» Verilen görev 1:
Meditasyon metnine göre düşünce ortaya çıkıp geçip gidince geriye ne kalır?
» Verilen görev 2:
Meditasyon metninden bir kısmı yeniden yazın ve "teknikler" sözcüğünü "yöntemler" ile değiştirin. "Aklı düzene sokmak" sözlerinin geçtiği yerden başlayın, "temas halinde değildir." sözlerinden sonra bırakın.
» Verilen görev 3:
Meditasyon ve sessizlik üzerine olan metni son cümlesinden sonra sürdürün.

━━ Verilen metin ━━

Aklı düzene sokmak veya yoğunlaştırmak için kullanılan teknikler eğer benliğin ötesinde ne olduğunu bulmak istiyorsak bir işe yaramazlar. Düşüncenin keşfinde bir değerleri olabilir, psikolojik meselelerle başa çıkmada yararlı olabilirler ya da fiziksel hastalığın semptomlarını düzenlemede kullanılabilirler; ama benliği kendisinin ötesine geçiremezler. Teknik kullanılmayan meditasyonun esası nedir? Farkındalığı, içeriği her ne ise ona döndürebilir miyiz? Bu, dikkatin ta ki devamlı bilinçlilik elde edilene kadar tekrar tekrar içinde bulunulan ana taşınması, farkındalığın geliştirilmesidir. Yorumsuz, yargısız, ayrım yapmadan bu farkındalık sık sık belirli tinsel uygulamaların mutlak sonucu olarak öğretilir. Ama sonuçta bu bir ruh hali, bir duruş, ”farkında” olan bir izleyiciyi gerektiren bir durumdur. Ama izleyen hiçbir şeyle gerçek bir temas halinde değildir.

==========

Düşünce ortaya çıkar ve geçer gider. Farkındalık kalır. Düşünce değil. Kasıtsız olduğumuzda düşünceler arasındaki alana girebilir ve gerçek doğamızı keşfedebiliriz.

==========

Düşünce ortaya çıkar ve geçer gider. Farkındalık kalır. Düşünce değil. Kasıtsız olduğumuzda düşünceler arasındaki alana girebilir ve gerçek doğamızı keşfedebiliriz. Düşünce bu alanı tarif etmek isteyebilir ama yapamaz. Bu alanda düşünce yoktur ve sonuçta “ben” yoktur. Bu alana kasten ya da irademizle yaklaşamayız. Bu sessizliği deneyimlememize yardım edecek teknik, felsefe, öğreti veya din yoktur. Yardım olarak aldığımız her şey yolun içindedir çünkü arayan yoldadır. Ama aynı zamanda hiçbir şey yolda değildir çünkü her ne kadar “ben” adlandırılabilir olmayı, katı ve tasarlanabilir olmayı arzu etse de gerçekte bulunabilecek bir “ben” yoktur. Sessizliği engelleyen hiçbir şey yoktur ama bu sessizliği bulabilmek için yapılabilecek bir şey de yoktur. Zaten vardır ve bizim çabalamayı bırakmamızı beklemektedir. Aramaya bir sürü enerji harcanır. Sadece durun.

━━━
━━ Veri satırları ━━

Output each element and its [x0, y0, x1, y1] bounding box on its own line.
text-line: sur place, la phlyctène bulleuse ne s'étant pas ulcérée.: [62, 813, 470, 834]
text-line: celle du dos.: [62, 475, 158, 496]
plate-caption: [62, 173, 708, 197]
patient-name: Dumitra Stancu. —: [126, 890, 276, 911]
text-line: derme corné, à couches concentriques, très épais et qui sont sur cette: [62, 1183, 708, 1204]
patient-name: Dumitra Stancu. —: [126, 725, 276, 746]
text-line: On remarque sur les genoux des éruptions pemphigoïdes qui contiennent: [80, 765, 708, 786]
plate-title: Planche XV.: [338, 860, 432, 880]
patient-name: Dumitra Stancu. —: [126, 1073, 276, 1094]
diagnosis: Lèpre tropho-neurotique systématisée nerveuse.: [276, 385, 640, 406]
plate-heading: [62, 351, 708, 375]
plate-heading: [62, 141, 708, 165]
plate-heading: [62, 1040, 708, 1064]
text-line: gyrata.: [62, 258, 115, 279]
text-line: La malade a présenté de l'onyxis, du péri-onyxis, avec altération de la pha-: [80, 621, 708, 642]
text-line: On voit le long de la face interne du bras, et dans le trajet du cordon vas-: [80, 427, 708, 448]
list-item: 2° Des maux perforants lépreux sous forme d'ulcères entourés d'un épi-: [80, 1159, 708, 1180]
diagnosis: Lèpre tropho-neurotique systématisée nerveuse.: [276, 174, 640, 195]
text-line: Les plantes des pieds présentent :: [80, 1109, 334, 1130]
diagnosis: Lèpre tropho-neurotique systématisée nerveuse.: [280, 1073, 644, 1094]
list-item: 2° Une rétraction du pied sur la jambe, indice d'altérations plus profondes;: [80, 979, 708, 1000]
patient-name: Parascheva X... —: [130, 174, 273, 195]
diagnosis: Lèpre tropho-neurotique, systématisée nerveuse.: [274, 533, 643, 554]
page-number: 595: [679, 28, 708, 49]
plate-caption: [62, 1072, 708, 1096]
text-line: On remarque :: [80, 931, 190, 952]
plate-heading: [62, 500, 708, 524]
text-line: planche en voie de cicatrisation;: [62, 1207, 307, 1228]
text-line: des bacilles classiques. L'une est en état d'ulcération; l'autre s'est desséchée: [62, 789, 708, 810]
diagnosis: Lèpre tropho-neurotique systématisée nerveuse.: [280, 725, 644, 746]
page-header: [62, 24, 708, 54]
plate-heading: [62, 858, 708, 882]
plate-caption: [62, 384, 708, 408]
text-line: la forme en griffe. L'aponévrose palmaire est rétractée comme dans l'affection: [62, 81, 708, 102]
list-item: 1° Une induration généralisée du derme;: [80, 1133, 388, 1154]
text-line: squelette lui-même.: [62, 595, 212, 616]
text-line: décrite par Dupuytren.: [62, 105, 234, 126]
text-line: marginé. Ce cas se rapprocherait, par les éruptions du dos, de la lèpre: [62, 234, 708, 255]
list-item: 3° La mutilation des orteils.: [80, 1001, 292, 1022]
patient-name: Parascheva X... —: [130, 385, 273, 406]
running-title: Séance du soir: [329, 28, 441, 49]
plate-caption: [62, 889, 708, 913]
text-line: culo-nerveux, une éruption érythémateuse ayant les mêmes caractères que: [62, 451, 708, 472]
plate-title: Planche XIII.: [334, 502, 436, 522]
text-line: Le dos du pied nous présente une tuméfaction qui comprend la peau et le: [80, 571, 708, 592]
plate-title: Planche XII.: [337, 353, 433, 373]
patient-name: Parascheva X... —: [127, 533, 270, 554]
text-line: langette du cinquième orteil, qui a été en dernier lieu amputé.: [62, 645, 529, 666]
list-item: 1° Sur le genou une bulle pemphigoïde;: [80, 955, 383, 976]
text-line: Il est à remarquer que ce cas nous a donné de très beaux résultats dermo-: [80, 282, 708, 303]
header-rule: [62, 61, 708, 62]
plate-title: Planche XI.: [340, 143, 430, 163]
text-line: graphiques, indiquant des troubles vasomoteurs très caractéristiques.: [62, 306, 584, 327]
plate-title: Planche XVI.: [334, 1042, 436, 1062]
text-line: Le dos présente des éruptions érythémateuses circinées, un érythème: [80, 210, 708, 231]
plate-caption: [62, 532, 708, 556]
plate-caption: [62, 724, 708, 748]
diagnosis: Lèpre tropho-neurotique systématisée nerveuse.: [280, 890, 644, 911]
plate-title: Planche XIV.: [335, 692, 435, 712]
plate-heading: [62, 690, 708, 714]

━━━

» Yazılı yanıt 1:
Farkındalık kalır.

» Yazılı yanıt 2:
Aklı düzene sokmak veya yoğunlaştırmak için kullanılan yöntemler eğer benliğin ötesinde ne olduğunu bulmak istiyorsak bir işe yaramazlar. Düşüncenin keşfinde bir değerleri olabilir, psikolojik meselelerle başa çıkmada yararlı olabilirler ya da fiziksel hastalığın semptomlarını düzenlemede kullanılabilirler; ama benliği kendisinin ötesine geçiremezler. Teknik kullanılmayan meditasyonun esası nedir? Farkındalığı, içeriği her ne ise ona döndürebilir miyiz? Bu, dikkatin ta ki devamlı bilinçlilik elde edilene kadar tekrar tekrar içinde bulunulan ana taşınması, farkındalığın geliştirilmesidir. Yorumsuz, yargısız, ayrım yapmadan bu farkındalık sık sık belirli tinsel uygulamaların mutlak sonucu olarak öğretilir. Ama sonuçta bu bir ruh hali, bir duruş, ”farkında” olan bir izleyiciyi gerektiren bir durumdur. Ama izleyen hiçbir şeyle gerçek bir temas halinde değildir.

» Yazılı yanıt 3:
==========

Küçük çocuğun resim çizdiğini fark eden annesi “Ne çiziyorsun Jimmy ?” diye sordu. Çocuk başını kaldırmadan “Tanrının resmini” diye yanıt verdi. “Ama Jimmy,” dedi anne “Tanrının neye benzediğini kimse bilmez ki.” “Ben resmi bitirdiğimde bilecekler.”

==========

Hıristiyanlar dişlerinden kan damlayan, kafataslarından oluşmuş kolyesiyle bir cesedin üzerinde dans eden Kali figüründe Tanrıyı göremezler. Hindular kanlar içinde çivilenmiş, çarmıhta can çekişen adamda Tanrıyı göremezler. Tanrıyı ancak kafamıza bir öğreti sokulduğunda görebiliriz. Tanrı öğrenilmiş bir semboldür. Friedrich Nietzsche aşikar soruyu sormuştur: ”Hangisi doğru: insan mı Tanrının gaflarından biri yoksa Tanrı mı insanın?”

==========

Ulu bir haham, tinsel görevini, devam ettirmesi için oğluna devrederek ölmüştü. Oğul da resmen hak sahibi olarak ulu idi ama bir hahamın yapması gereken şeyleri babasından tamamen farklı bir şekilde yapıyordu. Babanın tarzına alışık olanlar oğlana gelip “Sen babanın yaptığını yapmıyorsun,” diye şikayet ettiler. Oğlan şöyle yanıt verdi: ”Yo, aksine yapıyorum. O, kimseyi taklit etmezdi, ben de kimseyi taklit etmiyorum.” Bütün dinlerin tarihsel çekirdeğinde tören değil töreni yıkıp aşkınlıkla doğrudan temasa geçen bir kişi vardır. Bu kişiler dinin izinden gitmemiş,onu keşfedip yaşamışlardır. Musa, İsa, Buda, Lao-tzu, Muhammed herhangi bir şeyin değil yaşamın gerçekliği ile kendi doğrudan temaslarının peşindeydiler. Ama bizler yaşamla kendi doğrudan temasımızı değil onları takip ediyoruz. Aslında biz sadece bu efsanevi figürleri temsil eden töreni ve bu törenleri denetleyen dinsel hiyerarşiyi takip ediyoruz.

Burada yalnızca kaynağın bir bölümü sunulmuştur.